Directions -> In the entries, find all lines that hold the word "Nederlandse" and copy them.

Saved data entries ->

• • • •

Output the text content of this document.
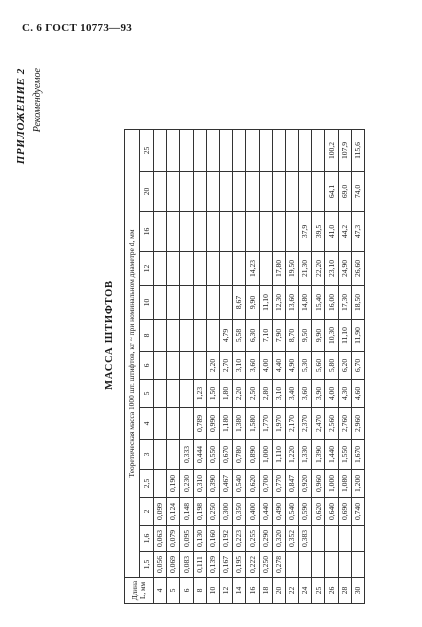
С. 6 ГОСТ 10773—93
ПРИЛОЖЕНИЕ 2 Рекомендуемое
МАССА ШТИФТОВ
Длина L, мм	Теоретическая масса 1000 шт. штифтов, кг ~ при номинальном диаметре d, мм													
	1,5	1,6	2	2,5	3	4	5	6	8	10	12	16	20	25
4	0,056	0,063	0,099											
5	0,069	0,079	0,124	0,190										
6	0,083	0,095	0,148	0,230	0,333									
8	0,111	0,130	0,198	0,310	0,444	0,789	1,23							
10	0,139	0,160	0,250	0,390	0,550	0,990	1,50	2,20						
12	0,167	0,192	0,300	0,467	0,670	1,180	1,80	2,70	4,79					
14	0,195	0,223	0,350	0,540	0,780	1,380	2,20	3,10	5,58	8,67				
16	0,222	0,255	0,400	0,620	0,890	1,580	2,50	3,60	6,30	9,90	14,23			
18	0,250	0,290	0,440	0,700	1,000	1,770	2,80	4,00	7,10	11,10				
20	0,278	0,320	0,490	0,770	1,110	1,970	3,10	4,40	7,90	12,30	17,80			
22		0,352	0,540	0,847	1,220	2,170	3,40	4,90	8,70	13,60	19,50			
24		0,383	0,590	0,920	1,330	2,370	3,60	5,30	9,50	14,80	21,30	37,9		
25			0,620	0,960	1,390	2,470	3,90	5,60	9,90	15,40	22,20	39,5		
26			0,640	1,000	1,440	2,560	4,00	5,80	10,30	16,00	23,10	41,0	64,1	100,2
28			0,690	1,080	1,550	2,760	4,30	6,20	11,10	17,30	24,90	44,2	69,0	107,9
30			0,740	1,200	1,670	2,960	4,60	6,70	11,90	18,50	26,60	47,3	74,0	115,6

• • • •

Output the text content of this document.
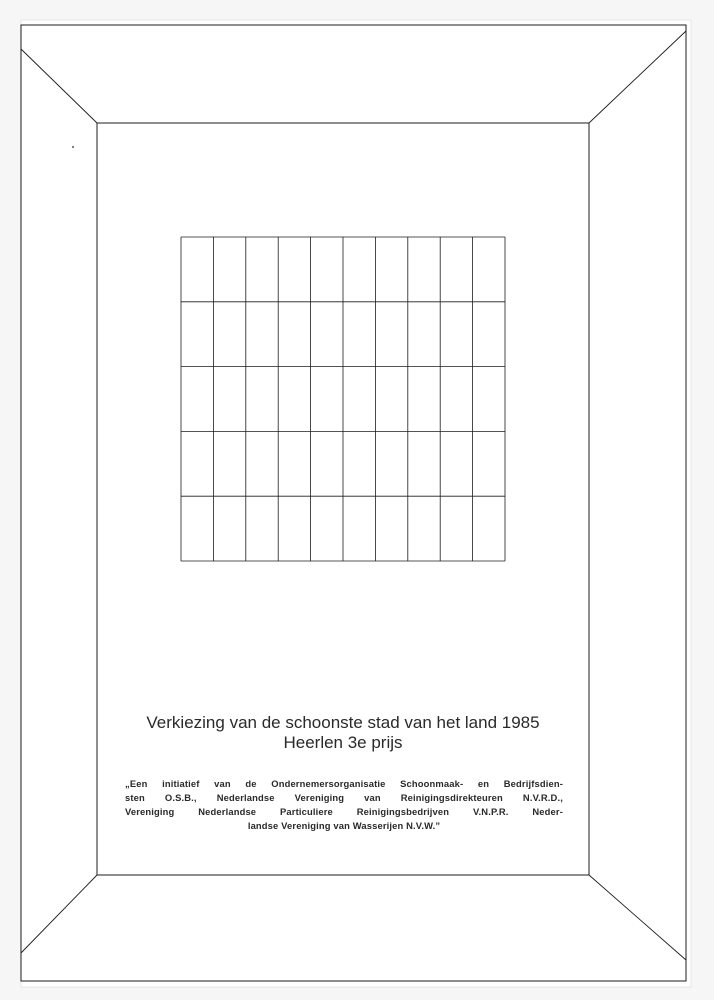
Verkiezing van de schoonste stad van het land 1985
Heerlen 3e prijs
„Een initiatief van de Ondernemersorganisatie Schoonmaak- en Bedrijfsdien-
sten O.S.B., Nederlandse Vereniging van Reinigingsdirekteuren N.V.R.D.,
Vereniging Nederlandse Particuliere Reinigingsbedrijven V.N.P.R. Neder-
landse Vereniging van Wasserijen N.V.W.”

• • • •

Answer to the exercise ->
sten O.S.B., Nederlandse Vereniging van Reinigingsdirekteuren N.V.R.D.,
Vereniging Nederlandse Particuliere Reinigingsbedrijven V.N.P.R. Neder-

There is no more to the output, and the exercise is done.